═══ Supplied entries ═══
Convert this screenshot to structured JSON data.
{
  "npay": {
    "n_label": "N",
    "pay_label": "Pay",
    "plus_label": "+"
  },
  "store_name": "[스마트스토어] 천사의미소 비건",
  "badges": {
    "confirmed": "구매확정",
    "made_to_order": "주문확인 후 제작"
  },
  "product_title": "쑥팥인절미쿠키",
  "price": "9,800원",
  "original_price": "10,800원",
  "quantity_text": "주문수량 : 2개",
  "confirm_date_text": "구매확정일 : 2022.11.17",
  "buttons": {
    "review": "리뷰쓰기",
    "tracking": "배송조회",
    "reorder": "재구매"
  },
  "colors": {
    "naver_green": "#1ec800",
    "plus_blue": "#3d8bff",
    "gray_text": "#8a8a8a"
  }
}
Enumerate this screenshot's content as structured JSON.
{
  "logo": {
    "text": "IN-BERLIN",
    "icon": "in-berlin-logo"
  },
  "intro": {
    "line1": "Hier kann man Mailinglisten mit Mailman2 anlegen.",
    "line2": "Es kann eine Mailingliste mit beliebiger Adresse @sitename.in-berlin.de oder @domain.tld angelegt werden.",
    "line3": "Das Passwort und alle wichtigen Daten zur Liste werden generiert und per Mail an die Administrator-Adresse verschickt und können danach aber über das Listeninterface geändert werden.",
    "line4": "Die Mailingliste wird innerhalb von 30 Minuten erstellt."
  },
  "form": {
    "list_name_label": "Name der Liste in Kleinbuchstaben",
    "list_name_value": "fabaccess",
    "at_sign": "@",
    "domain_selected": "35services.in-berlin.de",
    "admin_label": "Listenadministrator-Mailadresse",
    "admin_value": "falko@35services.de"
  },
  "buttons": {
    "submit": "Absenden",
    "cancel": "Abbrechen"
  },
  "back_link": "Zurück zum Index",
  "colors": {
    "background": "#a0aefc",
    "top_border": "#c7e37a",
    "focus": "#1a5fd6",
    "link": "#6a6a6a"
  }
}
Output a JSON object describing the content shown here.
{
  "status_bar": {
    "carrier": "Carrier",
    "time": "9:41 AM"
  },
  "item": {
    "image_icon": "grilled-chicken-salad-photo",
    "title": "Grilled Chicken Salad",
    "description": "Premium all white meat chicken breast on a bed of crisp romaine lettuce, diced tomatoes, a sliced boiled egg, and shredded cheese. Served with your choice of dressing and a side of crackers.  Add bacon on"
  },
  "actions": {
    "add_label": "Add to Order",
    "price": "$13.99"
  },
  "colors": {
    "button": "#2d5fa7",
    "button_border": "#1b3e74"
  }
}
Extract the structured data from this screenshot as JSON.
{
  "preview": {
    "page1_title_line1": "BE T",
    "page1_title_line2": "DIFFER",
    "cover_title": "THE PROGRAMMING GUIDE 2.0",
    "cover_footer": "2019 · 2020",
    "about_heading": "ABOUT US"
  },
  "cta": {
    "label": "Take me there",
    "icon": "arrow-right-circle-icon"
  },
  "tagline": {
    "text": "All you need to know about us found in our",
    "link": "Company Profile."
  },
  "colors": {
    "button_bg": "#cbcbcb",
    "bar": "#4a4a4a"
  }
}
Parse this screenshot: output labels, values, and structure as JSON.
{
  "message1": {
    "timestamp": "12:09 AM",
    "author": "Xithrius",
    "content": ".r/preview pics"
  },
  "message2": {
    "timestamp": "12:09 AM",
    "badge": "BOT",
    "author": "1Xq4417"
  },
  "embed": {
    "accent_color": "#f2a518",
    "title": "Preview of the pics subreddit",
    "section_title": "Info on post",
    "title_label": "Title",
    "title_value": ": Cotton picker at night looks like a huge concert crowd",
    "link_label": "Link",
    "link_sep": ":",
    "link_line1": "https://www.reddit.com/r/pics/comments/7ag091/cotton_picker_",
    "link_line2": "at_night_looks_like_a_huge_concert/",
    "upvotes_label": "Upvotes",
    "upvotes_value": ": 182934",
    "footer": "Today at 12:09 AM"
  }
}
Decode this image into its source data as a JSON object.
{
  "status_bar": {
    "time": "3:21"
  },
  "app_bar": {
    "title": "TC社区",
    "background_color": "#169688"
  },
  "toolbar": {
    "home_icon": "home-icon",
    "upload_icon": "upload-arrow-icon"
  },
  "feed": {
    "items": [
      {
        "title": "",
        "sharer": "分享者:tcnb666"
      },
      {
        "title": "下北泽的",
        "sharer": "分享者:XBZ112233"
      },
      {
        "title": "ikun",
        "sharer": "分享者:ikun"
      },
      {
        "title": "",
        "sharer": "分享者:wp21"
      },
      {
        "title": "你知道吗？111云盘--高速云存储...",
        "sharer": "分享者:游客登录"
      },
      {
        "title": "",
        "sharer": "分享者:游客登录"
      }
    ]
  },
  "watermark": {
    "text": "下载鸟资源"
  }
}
═══
- _Set problem_:
Pick out each line that holds the string "sharer".

- _Problem solution_:
        "sharer": "分享者:tcnb666"
        "sharer": "分享者:XBZ112233"
        "sharer": "分享者:ikun"
        "sharer": "分享者:wp21"
        "sharer": "分享者:游客登录"
        "sharer": "分享者:游客登录"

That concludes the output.